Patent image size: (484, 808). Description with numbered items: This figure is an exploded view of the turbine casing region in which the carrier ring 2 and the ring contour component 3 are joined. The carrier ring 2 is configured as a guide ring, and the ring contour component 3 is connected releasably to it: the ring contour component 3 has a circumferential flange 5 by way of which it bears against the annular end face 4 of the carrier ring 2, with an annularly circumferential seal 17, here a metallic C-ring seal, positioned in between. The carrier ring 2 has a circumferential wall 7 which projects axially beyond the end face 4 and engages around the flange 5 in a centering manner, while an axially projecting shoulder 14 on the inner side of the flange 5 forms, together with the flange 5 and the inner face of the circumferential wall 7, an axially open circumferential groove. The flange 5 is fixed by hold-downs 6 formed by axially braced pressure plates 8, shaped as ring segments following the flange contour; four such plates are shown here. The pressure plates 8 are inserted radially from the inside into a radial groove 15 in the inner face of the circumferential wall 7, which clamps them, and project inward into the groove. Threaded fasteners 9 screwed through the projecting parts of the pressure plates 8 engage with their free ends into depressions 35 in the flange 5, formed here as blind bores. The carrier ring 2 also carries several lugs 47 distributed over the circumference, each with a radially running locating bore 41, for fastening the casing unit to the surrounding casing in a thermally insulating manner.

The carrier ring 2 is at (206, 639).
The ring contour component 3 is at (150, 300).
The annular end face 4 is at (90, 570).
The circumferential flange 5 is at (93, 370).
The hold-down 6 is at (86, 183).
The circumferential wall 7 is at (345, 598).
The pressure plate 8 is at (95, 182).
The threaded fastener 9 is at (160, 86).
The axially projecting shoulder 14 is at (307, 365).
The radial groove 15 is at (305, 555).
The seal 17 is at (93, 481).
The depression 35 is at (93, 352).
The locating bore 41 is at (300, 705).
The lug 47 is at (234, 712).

• _What to produce_:
From the records above, copy each line that contains the string "flange", keeping the lines in their original order. Matching is case-sensitive.

• _Answer for this exercise_:
Patent image size: (484, 808). Description with numbered items: This figure is an exploded view of the turbine casing region in which the carrier ring 2 and the ring contour component 3 are joined. The carrier ring 2 is configured as a guide ring, and the ring contour component 3 is connected releasably to it: the ring contour component 3 has a circumferential flange 5 by way of which it bears against the annular end face 4 of the carrier ring 2, with an annularly circumferential seal 17, here a metallic C-ring seal, positioned in between. The carrier ring 2 has a circumferential wall 7 which projects axially beyond the end face 4 and engages around the flange 5 in a centering manner, while an axially projecting shoulder 14 on the inner side of the flange 5 forms, together with the flange 5 and the inner face of the circumferential wall 7, an axially open circumferential groove. The flange 5 is fixed by hold-downs 6 formed by axially braced pressure plates 8, shaped as ring segments following the flange contour; four such plates are shown here. The pressure plates 8 are inserted radially from the inside into a radial groove 15 in the inner face of the circumferential wall 7, which clamps them, and project inward into the groove. Threaded fasteners 9 screwed through the projecting parts of the pressure plates 8 engage with their free ends into depressions 35 in the flange 5, formed here as blind bores. The carrier ring 2 also carries several lugs 47 distributed over the circumference, each with a radially running locating bore 41, for fastening the casing unit to the surrounding casing in a thermally insulating manner.
The circumferential flange 5 is at (93, 370).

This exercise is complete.